» Task instructions:
Repeat the records below exactly, leaving out any pictures.

» Exercise input:
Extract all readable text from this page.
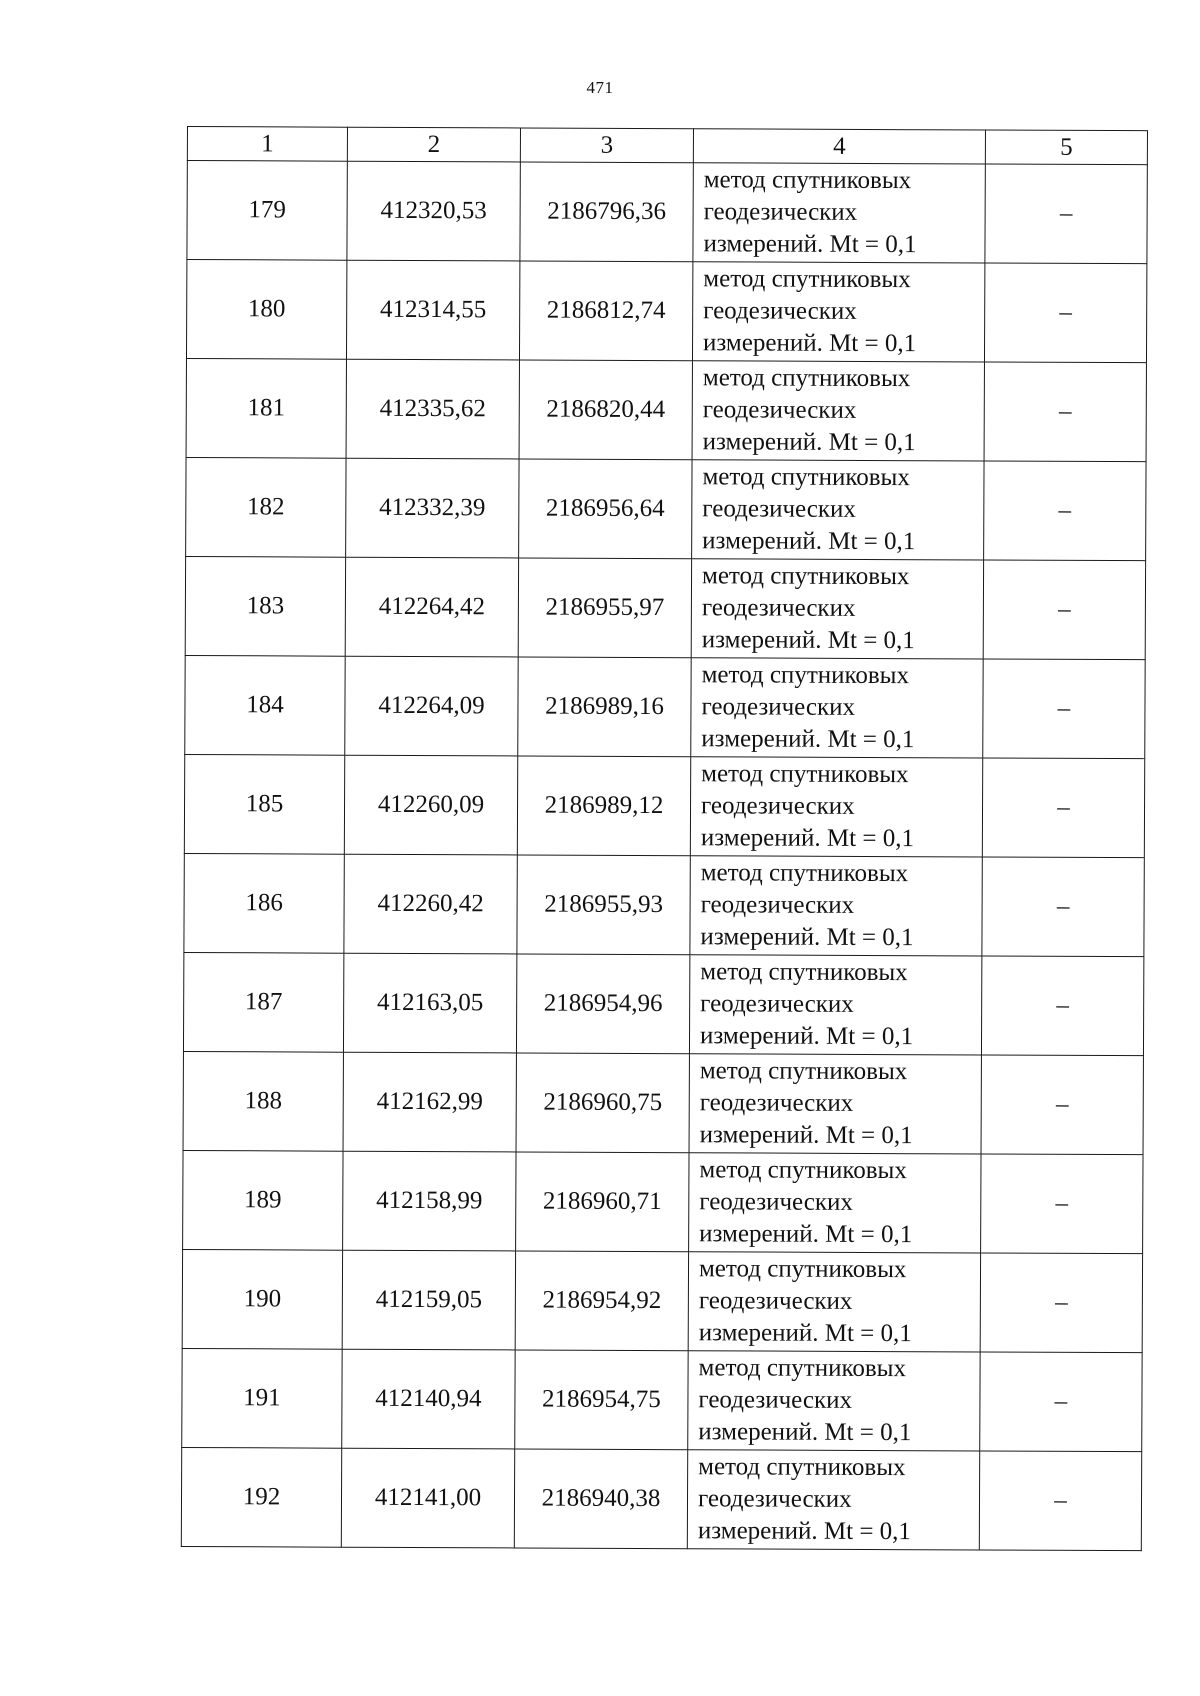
471
1	2	3	4	5
179	412320,53	2186796,36	метод спутниковых
геодезических
измерений. Mt = 0,1	–
180	412314,55	2186812,74	метод спутниковых
геодезических
измерений. Mt = 0,1	–
181	412335,62	2186820,44	метод спутниковых
геодезических
измерений. Mt = 0,1	–
182	412332,39	2186956,64	метод спутниковых
геодезических
измерений. Mt = 0,1	–
183	412264,42	2186955,97	метод спутниковых
геодезических
измерений. Mt = 0,1	–
184	412264,09	2186989,16	метод спутниковых
геодезических
измерений. Mt = 0,1	–
185	412260,09	2186989,12	метод спутниковых
геодезических
измерений. Mt = 0,1	–
186	412260,42	2186955,93	метод спутниковых
геодезических
измерений. Mt = 0,1	–
187	412163,05	2186954,96	метод спутниковых
геодезических
измерений. Mt = 0,1	–
188	412162,99	2186960,75	метод спутниковых
геодезических
измерений. Mt = 0,1	–
189	412158,99	2186960,71	метод спутниковых
геодезических
измерений. Mt = 0,1	–
190	412159,05	2186954,92	метод спутниковых
геодезических
измерений. Mt = 0,1	–
191	412140,94	2186954,75	метод спутниковых
геодезических
измерений. Mt = 0,1	–
192	412141,00	2186940,38	метод спутниковых
геодезических
измерений. Mt = 0,1	–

» Written solution:
Extract all readable text from this page.
471
1	2	3	4	5
179	412320,53	2186796,36	метод спутниковых
геодезических
измерений. Mt = 0,1	–
180	412314,55	2186812,74	метод спутниковых
геодезических
измерений. Mt = 0,1	–
181	412335,62	2186820,44	метод спутниковых
геодезических
измерений. Mt = 0,1	–
182	412332,39	2186956,64	метод спутниковых
геодезических
измерений. Mt = 0,1	–
183	412264,42	2186955,97	метод спутниковых
геодезических
измерений. Mt = 0,1	–
184	412264,09	2186989,16	метод спутниковых
геодезических
измерений. Mt = 0,1	–
185	412260,09	2186989,12	метод спутниковых
геодезических
измерений. Mt = 0,1	–
186	412260,42	2186955,93	метод спутниковых
геодезических
измерений. Mt = 0,1	–
187	412163,05	2186954,96	метод спутниковых
геодезических
измерений. Mt = 0,1	–
188	412162,99	2186960,75	метод спутниковых
геодезических
измерений. Mt = 0,1	–
189	412158,99	2186960,71	метод спутниковых
геодезических
измерений. Mt = 0,1	–
190	412159,05	2186954,92	метод спутниковых
геодезических
измерений. Mt = 0,1	–
191	412140,94	2186954,75	метод спутниковых
геодезических
измерений. Mt = 0,1	–
192	412141,00	2186940,38	метод спутниковых
геодезических
измерений. Mt = 0,1	–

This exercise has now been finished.